Saved entries
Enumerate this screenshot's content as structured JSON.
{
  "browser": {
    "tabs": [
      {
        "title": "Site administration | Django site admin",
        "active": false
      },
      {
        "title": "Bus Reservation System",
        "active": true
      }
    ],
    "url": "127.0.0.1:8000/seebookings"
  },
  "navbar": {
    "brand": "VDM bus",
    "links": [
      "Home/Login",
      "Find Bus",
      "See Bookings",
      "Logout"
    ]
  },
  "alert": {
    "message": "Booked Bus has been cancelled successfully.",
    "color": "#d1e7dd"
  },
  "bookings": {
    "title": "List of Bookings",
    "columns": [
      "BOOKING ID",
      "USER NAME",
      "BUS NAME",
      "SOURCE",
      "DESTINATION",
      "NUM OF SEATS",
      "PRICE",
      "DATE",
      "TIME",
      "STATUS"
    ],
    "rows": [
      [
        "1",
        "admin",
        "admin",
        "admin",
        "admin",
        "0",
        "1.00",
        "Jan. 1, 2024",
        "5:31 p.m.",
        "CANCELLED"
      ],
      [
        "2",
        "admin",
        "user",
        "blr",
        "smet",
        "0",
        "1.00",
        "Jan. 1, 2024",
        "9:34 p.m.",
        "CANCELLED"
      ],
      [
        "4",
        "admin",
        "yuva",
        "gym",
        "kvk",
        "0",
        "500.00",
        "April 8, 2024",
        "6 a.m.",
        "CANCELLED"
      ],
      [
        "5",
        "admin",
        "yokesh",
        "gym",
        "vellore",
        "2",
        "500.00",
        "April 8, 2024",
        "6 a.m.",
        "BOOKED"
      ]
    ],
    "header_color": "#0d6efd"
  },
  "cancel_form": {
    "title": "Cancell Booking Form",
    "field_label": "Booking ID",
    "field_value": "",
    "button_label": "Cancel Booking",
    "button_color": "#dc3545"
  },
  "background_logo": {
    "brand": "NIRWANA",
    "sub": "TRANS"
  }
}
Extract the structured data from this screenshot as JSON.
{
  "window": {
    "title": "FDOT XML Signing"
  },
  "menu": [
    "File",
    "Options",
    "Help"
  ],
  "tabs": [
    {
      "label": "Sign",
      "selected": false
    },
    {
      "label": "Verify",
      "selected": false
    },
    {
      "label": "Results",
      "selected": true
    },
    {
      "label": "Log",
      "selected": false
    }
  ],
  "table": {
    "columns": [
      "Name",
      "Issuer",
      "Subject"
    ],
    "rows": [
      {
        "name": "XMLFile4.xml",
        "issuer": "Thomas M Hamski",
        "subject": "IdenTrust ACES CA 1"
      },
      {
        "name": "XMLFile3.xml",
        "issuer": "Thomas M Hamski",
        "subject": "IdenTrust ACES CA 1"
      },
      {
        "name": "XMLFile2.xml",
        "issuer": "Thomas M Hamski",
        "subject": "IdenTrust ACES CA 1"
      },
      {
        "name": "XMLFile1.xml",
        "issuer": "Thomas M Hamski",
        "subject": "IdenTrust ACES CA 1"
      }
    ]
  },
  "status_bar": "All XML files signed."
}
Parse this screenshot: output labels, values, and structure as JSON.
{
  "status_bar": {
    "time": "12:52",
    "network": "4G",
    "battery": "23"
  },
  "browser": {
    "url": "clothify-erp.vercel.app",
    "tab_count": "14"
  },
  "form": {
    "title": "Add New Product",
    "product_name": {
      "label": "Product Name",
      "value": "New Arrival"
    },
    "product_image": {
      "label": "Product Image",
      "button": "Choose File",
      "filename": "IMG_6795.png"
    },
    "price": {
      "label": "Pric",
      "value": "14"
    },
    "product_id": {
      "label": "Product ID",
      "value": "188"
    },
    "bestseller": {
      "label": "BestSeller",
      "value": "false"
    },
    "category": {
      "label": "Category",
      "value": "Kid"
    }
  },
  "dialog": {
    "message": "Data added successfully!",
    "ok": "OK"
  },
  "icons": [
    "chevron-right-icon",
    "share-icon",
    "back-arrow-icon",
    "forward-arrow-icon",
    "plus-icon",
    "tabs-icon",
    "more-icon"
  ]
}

_Set task_. Exactly how many lines contain "this"? State the number and nothing else.

_Task output_. 3